— begin Given data —

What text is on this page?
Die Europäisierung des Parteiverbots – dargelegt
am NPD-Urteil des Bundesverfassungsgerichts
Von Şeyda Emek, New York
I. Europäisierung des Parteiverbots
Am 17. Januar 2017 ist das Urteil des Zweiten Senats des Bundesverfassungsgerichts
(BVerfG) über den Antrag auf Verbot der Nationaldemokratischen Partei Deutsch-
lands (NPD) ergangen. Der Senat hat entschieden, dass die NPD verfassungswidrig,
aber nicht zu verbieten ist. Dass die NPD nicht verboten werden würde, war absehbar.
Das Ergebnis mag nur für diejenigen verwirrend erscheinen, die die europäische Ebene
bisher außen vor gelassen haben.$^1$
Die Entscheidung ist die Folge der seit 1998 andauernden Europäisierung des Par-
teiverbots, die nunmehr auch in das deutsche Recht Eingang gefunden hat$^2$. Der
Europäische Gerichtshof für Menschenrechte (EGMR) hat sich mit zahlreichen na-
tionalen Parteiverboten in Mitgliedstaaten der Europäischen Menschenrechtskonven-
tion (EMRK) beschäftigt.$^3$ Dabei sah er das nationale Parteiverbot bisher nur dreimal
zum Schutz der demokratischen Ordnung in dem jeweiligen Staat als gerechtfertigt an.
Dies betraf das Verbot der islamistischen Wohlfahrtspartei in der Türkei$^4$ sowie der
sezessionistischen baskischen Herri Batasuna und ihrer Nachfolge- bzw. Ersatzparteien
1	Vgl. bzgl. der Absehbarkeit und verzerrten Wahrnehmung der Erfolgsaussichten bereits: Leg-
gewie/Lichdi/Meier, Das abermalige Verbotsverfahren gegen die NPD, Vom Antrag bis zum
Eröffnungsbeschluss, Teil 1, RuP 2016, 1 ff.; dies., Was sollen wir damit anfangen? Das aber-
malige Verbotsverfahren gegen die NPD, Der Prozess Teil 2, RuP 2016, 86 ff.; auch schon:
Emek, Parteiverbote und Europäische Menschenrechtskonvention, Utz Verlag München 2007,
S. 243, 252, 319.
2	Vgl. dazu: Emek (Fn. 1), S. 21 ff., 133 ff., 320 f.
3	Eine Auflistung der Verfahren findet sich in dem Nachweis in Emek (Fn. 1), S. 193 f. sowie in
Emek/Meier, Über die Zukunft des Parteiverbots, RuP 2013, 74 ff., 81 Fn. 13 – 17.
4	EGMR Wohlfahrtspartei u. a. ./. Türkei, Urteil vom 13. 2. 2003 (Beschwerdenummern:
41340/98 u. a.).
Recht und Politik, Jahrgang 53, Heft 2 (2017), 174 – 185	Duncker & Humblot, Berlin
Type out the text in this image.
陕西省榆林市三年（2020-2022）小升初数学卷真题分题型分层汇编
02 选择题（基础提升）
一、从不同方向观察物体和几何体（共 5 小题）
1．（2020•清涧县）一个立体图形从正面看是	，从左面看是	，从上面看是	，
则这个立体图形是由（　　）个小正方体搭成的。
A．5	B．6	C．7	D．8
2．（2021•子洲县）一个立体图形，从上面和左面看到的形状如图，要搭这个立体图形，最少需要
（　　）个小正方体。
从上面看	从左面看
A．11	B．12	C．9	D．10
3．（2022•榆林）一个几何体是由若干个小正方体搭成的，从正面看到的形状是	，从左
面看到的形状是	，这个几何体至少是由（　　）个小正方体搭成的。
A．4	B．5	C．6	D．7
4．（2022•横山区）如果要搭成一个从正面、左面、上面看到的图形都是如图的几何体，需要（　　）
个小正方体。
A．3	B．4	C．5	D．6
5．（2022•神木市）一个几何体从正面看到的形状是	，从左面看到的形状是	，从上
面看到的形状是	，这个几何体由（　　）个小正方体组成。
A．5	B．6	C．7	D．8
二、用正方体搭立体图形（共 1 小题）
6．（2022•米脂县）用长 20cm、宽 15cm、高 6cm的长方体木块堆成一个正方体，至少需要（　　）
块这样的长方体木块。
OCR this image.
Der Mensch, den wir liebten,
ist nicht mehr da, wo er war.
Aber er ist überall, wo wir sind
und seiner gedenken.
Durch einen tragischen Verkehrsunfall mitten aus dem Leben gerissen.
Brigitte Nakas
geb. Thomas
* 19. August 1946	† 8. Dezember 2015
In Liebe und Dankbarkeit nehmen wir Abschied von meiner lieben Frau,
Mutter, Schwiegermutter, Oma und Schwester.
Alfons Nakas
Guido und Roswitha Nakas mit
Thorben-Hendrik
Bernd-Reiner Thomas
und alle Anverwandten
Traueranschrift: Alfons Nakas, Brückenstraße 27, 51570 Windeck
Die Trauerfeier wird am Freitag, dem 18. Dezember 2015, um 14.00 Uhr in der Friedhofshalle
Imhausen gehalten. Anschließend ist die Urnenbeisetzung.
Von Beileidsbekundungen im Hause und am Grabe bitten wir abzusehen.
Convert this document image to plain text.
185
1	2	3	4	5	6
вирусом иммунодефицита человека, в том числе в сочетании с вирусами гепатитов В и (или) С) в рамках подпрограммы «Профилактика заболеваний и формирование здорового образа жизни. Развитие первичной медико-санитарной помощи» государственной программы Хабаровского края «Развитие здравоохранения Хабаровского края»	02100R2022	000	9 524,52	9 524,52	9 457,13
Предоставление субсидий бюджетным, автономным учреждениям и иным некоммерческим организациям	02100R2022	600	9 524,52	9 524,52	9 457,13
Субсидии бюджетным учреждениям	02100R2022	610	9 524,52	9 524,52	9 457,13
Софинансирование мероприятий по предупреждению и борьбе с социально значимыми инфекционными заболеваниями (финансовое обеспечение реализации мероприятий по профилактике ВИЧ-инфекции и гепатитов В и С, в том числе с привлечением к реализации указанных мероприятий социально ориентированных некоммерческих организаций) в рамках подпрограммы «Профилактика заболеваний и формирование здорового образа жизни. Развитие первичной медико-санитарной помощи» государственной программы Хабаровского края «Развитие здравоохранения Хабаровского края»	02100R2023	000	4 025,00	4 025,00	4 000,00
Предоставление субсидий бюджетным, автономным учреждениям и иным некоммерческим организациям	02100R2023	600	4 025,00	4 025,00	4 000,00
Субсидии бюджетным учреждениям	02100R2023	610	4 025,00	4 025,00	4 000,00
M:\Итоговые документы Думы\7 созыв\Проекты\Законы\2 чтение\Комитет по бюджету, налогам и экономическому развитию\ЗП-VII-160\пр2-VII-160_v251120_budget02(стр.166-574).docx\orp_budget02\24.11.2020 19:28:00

— end Given data —

* _Problem to work on_:
Look through the entries and return every line where "гепатитов" appears.

* _Answer below_:
вирусом иммунодефицита человека, в том числе в сочетании с вирусами гепатитов В и (или) С) в рамках подпрограммы «Профилактика заболеваний и формирование здорового образа жизни. Развитие первичной медико-санитарной помощи» государственной программы Хабаровского края «Развитие здравоохранения Хабаровского края»	02100R2022	000	9 524,52	9 524,52	9 457,13
Софинансирование мероприятий по предупреждению и борьбе с социально значимыми инфекционными заболеваниями (финансовое обеспечение реализации мероприятий по профилактике ВИЧ-инфекции и гепатитов В и С, в том числе с привлечением к реализации указанных мероприятий социально ориентированных некоммерческих организаций) в рамках подпрограммы «Профилактика заболеваний и формирование здорового образа жизни. Развитие первичной медико-санитарной помощи» государственной программы Хабаровского края «Развитие здравоохранения Хабаровского края»	02100R2023	000	4 025,00	4 025,00	4 000,00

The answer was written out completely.